What is needed: Repeat all of the records verbatim.

Task data:
>>>>>

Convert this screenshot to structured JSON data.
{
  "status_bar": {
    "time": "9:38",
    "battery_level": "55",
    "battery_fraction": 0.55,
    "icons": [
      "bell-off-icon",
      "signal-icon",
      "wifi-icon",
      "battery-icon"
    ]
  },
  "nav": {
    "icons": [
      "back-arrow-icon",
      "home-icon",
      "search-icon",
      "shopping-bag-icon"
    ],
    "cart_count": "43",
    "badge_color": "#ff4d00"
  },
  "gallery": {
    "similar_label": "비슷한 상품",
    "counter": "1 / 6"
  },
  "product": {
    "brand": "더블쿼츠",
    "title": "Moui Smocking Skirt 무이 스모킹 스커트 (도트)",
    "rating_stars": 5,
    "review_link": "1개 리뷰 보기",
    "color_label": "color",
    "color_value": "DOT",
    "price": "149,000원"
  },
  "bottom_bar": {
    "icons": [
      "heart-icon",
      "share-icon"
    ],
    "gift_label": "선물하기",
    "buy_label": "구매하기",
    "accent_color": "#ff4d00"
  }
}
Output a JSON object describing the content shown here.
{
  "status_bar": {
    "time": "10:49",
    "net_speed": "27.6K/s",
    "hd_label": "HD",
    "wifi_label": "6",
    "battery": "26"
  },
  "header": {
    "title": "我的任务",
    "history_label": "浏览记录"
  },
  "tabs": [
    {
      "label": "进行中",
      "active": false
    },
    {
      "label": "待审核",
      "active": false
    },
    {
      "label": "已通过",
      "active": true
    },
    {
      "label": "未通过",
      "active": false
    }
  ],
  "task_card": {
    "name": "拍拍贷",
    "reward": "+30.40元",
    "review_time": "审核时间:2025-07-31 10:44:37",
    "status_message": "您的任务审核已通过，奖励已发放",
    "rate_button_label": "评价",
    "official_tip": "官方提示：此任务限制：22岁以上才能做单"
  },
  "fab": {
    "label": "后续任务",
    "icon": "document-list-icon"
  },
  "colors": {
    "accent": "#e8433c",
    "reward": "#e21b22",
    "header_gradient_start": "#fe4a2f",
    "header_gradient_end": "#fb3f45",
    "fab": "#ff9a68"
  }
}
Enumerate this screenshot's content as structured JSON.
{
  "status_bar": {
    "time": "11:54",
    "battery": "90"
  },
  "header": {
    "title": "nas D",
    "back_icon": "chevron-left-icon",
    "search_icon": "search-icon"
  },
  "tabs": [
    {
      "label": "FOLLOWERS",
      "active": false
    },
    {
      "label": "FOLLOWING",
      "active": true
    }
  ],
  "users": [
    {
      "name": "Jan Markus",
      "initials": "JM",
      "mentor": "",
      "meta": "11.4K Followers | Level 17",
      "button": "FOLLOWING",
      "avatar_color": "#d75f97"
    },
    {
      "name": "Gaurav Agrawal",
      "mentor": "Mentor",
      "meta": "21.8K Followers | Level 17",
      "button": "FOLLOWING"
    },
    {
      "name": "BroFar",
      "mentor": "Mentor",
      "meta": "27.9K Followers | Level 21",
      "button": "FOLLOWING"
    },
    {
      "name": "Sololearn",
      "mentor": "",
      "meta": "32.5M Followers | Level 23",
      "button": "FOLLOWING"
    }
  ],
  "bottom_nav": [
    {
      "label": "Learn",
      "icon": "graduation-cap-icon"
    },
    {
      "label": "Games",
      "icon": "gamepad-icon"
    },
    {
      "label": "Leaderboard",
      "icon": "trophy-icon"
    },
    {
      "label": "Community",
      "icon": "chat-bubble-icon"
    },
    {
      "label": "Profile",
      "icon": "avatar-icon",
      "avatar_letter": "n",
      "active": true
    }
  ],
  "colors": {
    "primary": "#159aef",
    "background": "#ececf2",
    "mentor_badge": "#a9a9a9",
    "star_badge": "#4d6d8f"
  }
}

<<<<<

Expected output:
Convert this screenshot to structured JSON data.
{
  "status_bar": {
    "time": "9:38",
    "battery_level": "55",
    "battery_fraction": 0.55,
    "icons": [
      "bell-off-icon",
      "signal-icon",
      "wifi-icon",
      "battery-icon"
    ]
  },
  "nav": {
    "icons": [
      "back-arrow-icon",
      "home-icon",
      "search-icon",
      "shopping-bag-icon"
    ],
    "cart_count": "43",
    "badge_color": "#ff4d00"
  },
  "gallery": {
    "similar_label": "비슷한 상품",
    "counter": "1 / 6"
  },
  "product": {
    "brand": "더블쿼츠",
    "title": "Moui Smocking Skirt 무이 스모킹 스커트 (도트)",
    "rating_stars": 5,
    "review_link": "1개 리뷰 보기",
    "color_label": "color",
    "color_value": "DOT",
    "price": "149,000원"
  },
  "bottom_bar": {
    "icons": [
      "heart-icon",
      "share-icon"
    ],
    "gift_label": "선물하기",
    "buy_label": "구매하기",
    "accent_color": "#ff4d00"
  }
}
Output a JSON object describing the content shown here.
{
  "status_bar": {
    "time": "10:49",
    "net_speed": "27.6K/s",
    "hd_label": "HD",
    "wifi_label": "6",
    "battery": "26"
  },
  "header": {
    "title": "我的任务",
    "history_label": "浏览记录"
  },
  "tabs": [
    {
      "label": "进行中",
      "active": false
    },
    {
      "label": "待审核",
      "active": false
    },
    {
      "label": "已通过",
      "active": true
    },
    {
      "label": "未通过",
      "active": false
    }
  ],
  "task_card": {
    "name": "拍拍贷",
    "reward": "+30.40元",
    "review_time": "审核时间:2025-07-31 10:44:37",
    "status_message": "您的任务审核已通过，奖励已发放",
    "rate_button_label": "评价",
    "official_tip": "官方提示：此任务限制：22岁以上才能做单"
  },
  "fab": {
    "label": "后续任务",
    "icon": "document-list-icon"
  },
  "colors": {
    "accent": "#e8433c",
    "reward": "#e21b22",
    "header_gradient_start": "#fe4a2f",
    "header_gradient_end": "#fb3f45",
    "fab": "#ff9a68"
  }
}
Enumerate this screenshot's content as structured JSON.
{
  "status_bar": {
    "time": "11:54",
    "battery": "90"
  },
  "header": {
    "title": "nas D",
    "back_icon": "chevron-left-icon",
    "search_icon": "search-icon"
  },
  "tabs": [
    {
      "label": "FOLLOWERS",
      "active": false
    },
    {
      "label": "FOLLOWING",
      "active": true
    }
  ],
  "users": [
    {
      "name": "Jan Markus",
      "initials": "JM",
      "mentor": "",
      "meta": "11.4K Followers | Level 17",
      "button": "FOLLOWING",
      "avatar_color": "#d75f97"
    },
    {
      "name": "Gaurav Agrawal",
      "mentor": "Mentor",
      "meta": "21.8K Followers | Level 17",
      "button": "FOLLOWING"
    },
    {
      "name": "BroFar",
      "mentor": "Mentor",
      "meta": "27.9K Followers | Level 21",
      "button": "FOLLOWING"
    },
    {
      "name": "Sololearn",
      "mentor": "",
      "meta": "32.5M Followers | Level 23",
      "button": "FOLLOWING"
    }
  ],
  "bottom_nav": [
    {
      "label": "Learn",
      "icon": "graduation-cap-icon"
    },
    {
      "label": "Games",
      "icon": "gamepad-icon"
    },
    {
      "label": "Leaderboard",
      "icon": "trophy-icon"
    },
    {
      "label": "Community",
      "icon": "chat-bubble-icon"
    },
    {
      "label": "Profile",
      "icon": "avatar-icon",
      "avatar_letter": "n",
      "active": true
    }
  ],
  "colors": {
    "primary": "#159aef",
    "background": "#ececf2",
    "mentor_badge": "#a9a9a9",
    "star_badge": "#4d6d8f"
  }
}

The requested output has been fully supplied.